## [Supplied material]
## Begin

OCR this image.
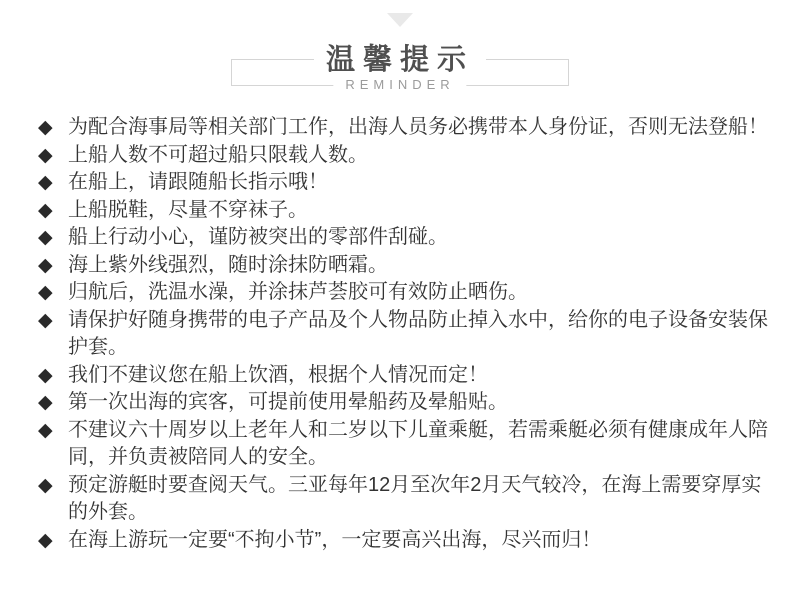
温馨提示
REMINDER
◆ 为配合海事局等相关部门工作，出海人员务必携带本人身份证，否则无法登船！
◆ 上船人数不可超过船只限载人数。
◆ 在船上，请跟随船长指示哦！
◆ 上船脱鞋，尽量不穿袜子。
◆ 船上行动小心，谨防被突出的零部件刮碰。
◆ 海上紫外线强烈，随时涂抹防晒霜。
◆ 归航后，洗温水澡，并涂抹芦荟胶可有效防止晒伤。
◆ 请保护好随身携带的电子产品及个人物品防止掉入水中，给你的电子设备安装保护套。
◆ 我们不建议您在船上饮酒，根据个人情况而定！
◆ 第一次出海的宾客，可提前使用晕船药及晕船贴。
◆ 不建议六十周岁以上老年人和二岁以下儿童乘艇，若需乘艇必须有健康成年人陪同，并负责被陪同人的安全。
◆ 预定游艇时要查阅天气。三亚每年12月至次年2月天气较冷，在海上需要穿厚实的外套。
◆ 在海上游玩一定要“不拘小节”，一定要高兴出海，尽兴而归！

## End

## [Task goal]
Write out every line above exactly as it is, leaving out the pictures.

## [Solution below]
OCR this image.
温馨提示
REMINDER
◆ 为配合海事局等相关部门工作，出海人员务必携带本人身份证，否则无法登船！
◆ 上船人数不可超过船只限载人数。
◆ 在船上，请跟随船长指示哦！
◆ 上船脱鞋，尽量不穿袜子。
◆ 船上行动小心，谨防被突出的零部件刮碰。
◆ 海上紫外线强烈，随时涂抹防晒霜。
◆ 归航后，洗温水澡，并涂抹芦荟胶可有效防止晒伤。
◆ 请保护好随身携带的电子产品及个人物品防止掉入水中，给你的电子设备安装保护套。
◆ 我们不建议您在船上饮酒，根据个人情况而定！
◆ 第一次出海的宾客，可提前使用晕船药及晕船贴。
◆ 不建议六十周岁以上老年人和二岁以下儿童乘艇，若需乘艇必须有健康成年人陪同，并负责被陪同人的安全。
◆ 预定游艇时要查阅天气。三亚每年12月至次年2月天气较冷，在海上需要穿厚实的外套。
◆ 在海上游玩一定要“不拘小节”，一定要高兴出海，尽兴而归！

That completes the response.